- [Task objective]: Every line that contains the word "ratio" should be copied out.

◇ ◇ ◇ ◇

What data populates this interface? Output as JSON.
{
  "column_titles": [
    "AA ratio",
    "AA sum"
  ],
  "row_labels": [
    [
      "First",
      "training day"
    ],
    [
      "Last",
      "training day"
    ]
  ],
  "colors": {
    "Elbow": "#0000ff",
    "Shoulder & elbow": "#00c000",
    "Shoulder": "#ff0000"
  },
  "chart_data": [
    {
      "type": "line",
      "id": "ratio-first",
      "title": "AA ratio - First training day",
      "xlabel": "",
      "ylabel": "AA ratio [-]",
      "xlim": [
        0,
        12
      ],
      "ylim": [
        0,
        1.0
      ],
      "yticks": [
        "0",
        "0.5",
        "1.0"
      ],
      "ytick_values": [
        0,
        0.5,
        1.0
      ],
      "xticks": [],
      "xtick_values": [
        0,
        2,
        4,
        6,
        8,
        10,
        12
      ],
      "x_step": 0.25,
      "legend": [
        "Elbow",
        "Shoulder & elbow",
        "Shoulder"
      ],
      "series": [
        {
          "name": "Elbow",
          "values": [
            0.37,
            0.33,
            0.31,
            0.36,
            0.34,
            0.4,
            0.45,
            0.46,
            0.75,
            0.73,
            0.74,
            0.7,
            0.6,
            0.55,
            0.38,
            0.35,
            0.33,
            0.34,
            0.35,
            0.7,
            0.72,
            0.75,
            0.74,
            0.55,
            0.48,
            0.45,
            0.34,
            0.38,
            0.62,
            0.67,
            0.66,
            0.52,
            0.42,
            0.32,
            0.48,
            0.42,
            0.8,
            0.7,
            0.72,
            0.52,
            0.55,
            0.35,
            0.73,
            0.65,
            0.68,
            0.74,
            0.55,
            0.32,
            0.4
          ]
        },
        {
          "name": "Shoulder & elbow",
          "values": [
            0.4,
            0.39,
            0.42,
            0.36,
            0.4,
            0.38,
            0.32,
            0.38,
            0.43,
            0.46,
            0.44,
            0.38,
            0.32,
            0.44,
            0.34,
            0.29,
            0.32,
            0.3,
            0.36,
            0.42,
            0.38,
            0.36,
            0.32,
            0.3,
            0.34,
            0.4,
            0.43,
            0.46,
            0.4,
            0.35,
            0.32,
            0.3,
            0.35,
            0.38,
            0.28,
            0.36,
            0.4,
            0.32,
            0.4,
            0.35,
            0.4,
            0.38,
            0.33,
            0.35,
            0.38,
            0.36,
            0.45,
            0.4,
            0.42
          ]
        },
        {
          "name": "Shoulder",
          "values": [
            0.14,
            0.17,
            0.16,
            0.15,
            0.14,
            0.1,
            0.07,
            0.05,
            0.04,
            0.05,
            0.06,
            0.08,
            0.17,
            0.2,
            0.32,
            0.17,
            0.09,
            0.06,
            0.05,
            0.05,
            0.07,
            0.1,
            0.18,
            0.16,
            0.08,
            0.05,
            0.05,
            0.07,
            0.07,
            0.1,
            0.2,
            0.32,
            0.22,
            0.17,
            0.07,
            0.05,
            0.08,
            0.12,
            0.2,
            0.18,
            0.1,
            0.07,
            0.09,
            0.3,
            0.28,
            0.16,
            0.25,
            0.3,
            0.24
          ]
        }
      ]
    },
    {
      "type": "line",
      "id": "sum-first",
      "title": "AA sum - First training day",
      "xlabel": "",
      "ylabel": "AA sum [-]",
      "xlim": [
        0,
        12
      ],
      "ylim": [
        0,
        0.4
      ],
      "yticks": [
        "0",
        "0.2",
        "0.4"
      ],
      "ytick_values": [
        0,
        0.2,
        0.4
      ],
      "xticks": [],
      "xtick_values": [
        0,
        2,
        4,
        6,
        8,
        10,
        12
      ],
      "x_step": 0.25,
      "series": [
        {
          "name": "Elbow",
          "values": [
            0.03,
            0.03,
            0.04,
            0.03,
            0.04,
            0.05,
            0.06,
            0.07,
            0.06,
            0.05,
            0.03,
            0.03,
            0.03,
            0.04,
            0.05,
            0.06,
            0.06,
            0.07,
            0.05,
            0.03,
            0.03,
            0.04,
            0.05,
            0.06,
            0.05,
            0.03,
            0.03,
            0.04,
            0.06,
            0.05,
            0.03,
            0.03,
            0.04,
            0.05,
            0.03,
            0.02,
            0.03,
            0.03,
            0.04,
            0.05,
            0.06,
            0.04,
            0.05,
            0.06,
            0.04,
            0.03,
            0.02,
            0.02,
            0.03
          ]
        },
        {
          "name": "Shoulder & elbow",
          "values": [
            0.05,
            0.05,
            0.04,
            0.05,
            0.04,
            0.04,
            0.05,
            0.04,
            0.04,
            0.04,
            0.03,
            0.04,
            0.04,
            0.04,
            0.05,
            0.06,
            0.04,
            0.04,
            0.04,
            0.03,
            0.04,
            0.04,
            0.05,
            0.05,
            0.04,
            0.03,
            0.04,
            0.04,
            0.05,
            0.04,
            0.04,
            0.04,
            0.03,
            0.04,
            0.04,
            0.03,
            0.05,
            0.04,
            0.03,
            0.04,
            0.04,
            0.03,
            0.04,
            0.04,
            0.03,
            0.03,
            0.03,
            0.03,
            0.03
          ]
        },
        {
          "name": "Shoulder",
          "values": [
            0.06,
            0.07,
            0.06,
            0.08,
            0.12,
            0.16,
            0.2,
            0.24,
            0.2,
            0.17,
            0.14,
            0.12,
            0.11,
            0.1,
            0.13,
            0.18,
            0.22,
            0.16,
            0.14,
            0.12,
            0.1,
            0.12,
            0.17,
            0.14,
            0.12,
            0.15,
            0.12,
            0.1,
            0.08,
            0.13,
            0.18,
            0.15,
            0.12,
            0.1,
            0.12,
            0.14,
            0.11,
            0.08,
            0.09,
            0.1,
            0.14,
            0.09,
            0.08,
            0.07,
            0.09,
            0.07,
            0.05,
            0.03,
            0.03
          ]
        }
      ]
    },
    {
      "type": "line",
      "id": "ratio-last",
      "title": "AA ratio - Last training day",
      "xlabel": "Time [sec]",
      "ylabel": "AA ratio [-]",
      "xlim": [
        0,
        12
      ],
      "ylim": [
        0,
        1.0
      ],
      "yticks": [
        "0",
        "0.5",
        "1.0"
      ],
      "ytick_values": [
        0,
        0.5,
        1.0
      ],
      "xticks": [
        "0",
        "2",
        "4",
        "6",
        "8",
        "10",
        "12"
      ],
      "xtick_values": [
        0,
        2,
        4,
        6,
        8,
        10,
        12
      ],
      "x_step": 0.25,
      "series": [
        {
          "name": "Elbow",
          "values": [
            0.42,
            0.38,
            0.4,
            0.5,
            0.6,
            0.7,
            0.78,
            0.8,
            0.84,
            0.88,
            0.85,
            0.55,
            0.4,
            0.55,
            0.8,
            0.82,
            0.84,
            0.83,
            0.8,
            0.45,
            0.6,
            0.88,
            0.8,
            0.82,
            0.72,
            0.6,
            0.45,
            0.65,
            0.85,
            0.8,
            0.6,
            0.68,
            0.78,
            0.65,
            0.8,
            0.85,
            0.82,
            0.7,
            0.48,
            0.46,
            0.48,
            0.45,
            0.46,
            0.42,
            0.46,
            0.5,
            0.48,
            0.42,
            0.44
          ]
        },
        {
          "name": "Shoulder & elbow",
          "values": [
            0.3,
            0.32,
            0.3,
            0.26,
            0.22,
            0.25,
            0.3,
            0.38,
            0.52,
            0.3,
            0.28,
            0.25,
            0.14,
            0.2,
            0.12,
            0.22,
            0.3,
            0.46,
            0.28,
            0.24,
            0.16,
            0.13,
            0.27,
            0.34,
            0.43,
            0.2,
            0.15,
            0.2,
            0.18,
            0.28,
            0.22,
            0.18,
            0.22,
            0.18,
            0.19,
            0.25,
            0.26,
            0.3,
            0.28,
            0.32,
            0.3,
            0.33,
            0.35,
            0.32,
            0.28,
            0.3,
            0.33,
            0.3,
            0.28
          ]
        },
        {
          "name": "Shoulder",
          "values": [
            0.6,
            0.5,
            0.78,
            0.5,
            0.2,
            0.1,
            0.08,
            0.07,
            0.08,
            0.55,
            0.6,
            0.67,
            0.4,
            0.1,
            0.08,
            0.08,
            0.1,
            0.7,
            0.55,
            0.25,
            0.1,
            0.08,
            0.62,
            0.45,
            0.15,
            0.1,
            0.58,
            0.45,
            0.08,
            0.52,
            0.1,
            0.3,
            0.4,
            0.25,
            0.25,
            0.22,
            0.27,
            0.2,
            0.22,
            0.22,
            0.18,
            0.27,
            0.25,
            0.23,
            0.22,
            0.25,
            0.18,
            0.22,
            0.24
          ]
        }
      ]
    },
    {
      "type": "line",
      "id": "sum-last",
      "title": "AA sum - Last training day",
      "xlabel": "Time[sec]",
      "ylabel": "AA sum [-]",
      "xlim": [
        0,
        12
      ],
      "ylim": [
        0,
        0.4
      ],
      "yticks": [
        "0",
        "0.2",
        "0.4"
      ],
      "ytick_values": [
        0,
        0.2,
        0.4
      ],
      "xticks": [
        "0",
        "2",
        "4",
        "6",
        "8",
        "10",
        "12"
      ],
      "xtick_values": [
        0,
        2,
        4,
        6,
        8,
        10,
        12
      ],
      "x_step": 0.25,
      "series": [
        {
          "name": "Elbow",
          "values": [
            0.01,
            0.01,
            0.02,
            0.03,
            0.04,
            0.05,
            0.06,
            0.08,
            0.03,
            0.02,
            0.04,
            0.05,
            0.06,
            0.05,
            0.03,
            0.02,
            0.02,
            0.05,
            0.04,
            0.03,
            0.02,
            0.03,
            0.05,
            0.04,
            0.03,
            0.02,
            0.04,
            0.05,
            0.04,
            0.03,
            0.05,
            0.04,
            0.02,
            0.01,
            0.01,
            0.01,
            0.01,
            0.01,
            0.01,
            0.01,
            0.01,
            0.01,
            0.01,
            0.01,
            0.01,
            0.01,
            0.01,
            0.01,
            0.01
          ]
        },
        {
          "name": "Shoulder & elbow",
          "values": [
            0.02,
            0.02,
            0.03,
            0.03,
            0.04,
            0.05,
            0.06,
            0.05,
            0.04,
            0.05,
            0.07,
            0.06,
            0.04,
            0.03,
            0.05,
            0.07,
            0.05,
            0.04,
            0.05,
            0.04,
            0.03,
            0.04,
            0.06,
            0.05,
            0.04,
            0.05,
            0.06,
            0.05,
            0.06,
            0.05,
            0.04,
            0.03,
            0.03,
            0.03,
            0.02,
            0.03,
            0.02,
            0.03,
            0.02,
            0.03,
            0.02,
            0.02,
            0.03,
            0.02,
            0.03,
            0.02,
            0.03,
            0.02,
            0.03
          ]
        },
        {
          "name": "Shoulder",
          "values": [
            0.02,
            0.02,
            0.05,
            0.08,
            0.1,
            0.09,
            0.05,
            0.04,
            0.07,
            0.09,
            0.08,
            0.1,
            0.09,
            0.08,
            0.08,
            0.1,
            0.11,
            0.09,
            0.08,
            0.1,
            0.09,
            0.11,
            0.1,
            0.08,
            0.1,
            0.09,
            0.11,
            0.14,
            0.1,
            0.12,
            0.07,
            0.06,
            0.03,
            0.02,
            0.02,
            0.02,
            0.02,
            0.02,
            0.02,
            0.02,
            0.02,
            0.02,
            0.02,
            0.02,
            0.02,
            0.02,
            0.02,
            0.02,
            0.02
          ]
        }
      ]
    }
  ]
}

◇ ◇ ◇ ◇

- [Reply to the exercise]:
    "AA ratio",
      "id": "ratio-first",
      "title": "AA ratio - First training day",
      "ylabel": "AA ratio [-]",
      "id": "ratio-last",
      "title": "AA ratio - Last training day",
      "ylabel": "AA ratio [-]",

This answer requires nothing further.